• Set task:
In the following material, identify every line holding the string "this" and return it.

• Supplied entries:

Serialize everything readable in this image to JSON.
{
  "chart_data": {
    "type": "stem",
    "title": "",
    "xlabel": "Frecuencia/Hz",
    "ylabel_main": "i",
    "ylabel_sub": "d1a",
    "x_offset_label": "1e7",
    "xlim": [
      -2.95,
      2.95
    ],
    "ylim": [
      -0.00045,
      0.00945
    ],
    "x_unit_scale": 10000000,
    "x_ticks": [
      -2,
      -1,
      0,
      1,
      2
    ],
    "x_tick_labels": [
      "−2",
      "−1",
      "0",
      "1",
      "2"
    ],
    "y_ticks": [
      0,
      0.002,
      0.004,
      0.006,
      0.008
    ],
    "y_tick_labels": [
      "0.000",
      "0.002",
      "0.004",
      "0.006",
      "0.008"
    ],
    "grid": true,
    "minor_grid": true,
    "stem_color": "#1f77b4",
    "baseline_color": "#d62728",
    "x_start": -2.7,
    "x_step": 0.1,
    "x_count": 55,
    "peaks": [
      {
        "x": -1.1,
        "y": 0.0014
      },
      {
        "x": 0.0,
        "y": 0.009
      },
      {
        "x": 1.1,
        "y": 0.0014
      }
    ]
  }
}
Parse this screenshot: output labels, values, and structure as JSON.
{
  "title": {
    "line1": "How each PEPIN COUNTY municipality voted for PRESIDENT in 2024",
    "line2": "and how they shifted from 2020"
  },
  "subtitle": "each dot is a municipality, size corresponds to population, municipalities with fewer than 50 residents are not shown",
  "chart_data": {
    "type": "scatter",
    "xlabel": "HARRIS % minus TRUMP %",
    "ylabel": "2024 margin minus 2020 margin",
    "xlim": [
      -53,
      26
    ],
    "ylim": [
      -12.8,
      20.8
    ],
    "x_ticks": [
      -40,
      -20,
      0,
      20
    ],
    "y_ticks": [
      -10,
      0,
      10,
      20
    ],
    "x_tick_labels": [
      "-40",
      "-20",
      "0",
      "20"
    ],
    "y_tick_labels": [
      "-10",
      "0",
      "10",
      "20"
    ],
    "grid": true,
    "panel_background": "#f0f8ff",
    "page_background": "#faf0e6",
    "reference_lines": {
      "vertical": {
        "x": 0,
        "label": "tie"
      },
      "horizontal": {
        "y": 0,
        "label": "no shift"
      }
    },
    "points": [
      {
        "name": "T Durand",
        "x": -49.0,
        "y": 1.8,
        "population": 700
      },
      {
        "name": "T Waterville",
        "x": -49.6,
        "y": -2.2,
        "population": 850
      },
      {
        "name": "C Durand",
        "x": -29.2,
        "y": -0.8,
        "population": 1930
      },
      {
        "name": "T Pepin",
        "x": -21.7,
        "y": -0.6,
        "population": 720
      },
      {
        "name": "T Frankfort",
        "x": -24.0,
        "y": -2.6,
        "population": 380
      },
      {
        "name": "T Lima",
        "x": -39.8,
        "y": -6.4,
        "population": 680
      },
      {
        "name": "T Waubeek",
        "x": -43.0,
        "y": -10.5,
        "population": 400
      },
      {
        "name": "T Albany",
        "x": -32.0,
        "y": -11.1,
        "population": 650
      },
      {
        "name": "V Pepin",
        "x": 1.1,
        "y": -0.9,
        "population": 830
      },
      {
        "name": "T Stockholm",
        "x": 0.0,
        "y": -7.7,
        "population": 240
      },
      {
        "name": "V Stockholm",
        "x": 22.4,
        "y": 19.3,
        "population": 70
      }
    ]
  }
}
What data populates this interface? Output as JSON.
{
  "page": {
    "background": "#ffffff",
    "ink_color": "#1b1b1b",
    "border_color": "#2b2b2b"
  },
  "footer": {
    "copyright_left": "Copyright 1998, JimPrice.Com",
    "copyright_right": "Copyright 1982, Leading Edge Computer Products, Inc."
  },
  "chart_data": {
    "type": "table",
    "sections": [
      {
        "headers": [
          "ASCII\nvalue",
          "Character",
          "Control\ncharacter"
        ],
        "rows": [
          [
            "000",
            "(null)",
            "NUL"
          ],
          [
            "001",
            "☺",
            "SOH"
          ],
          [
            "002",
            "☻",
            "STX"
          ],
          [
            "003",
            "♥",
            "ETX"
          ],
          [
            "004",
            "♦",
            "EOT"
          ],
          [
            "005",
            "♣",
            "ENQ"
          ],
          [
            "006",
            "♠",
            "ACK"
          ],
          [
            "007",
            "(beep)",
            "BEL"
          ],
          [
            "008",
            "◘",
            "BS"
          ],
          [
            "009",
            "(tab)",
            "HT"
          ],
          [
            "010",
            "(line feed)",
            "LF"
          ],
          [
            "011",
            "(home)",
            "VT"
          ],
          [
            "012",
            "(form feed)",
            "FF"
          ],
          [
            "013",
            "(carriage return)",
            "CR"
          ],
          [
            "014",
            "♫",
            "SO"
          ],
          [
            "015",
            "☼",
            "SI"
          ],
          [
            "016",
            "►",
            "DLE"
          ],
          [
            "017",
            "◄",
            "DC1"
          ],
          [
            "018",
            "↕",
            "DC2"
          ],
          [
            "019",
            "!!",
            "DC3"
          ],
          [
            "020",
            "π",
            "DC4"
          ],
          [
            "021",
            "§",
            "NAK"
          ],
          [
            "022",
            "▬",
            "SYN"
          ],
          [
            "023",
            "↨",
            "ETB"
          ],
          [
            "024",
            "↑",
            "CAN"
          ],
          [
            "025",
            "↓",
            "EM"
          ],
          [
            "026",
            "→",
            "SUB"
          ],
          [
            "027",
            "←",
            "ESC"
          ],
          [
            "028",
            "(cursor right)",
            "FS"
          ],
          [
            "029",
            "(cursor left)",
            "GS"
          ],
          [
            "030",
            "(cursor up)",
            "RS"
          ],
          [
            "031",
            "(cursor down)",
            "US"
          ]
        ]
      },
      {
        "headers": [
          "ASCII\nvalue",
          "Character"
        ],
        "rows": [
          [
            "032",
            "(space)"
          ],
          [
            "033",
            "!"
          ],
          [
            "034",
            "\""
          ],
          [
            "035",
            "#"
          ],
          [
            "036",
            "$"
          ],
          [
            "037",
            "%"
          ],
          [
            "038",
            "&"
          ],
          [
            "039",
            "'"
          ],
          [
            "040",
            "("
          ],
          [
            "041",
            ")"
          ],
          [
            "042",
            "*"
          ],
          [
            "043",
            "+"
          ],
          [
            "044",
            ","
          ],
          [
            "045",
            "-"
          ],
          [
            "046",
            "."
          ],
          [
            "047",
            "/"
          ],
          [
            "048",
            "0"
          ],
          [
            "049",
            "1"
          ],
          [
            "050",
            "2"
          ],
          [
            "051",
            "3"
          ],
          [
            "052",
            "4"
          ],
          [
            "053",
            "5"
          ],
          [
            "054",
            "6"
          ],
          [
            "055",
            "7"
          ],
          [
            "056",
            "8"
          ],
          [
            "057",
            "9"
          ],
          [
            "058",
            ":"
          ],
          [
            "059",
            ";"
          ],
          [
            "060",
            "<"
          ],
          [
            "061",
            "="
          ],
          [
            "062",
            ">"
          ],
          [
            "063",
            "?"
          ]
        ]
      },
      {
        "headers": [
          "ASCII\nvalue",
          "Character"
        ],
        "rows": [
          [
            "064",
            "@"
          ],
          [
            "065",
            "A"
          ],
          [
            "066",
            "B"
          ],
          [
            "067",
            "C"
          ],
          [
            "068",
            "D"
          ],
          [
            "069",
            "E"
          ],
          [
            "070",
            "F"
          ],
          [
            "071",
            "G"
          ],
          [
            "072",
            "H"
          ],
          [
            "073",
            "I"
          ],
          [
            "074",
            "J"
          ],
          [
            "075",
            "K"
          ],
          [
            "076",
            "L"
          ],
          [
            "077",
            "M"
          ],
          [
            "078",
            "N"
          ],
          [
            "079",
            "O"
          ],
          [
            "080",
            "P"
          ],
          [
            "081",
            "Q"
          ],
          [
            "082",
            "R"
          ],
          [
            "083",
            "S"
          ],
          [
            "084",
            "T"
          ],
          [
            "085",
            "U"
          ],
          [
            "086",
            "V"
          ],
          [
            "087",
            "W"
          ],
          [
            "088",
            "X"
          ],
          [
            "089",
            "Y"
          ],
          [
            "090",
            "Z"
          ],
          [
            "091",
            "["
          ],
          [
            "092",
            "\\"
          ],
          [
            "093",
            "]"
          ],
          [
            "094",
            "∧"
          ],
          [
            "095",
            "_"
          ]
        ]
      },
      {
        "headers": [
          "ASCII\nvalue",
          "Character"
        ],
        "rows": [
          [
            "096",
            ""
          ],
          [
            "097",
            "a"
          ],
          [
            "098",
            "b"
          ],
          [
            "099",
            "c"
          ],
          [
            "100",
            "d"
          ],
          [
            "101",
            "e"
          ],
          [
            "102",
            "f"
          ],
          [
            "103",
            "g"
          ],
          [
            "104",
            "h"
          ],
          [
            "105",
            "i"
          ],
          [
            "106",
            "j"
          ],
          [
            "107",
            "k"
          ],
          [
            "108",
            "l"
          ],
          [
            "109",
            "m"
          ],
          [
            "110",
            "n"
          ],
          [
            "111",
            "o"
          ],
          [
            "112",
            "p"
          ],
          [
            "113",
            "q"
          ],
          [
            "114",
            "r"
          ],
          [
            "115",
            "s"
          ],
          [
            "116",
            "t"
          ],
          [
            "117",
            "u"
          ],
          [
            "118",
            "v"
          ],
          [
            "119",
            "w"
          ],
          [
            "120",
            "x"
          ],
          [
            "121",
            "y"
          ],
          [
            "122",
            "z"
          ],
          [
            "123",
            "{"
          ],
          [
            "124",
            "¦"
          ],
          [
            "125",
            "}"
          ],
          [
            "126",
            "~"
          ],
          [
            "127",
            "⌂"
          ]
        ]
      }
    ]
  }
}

• Task result:
Serialize everything readable in this image to JSON.
Parse this screenshot: output labels, values, and structure as JSON.
What data populates this interface? Output as JSON.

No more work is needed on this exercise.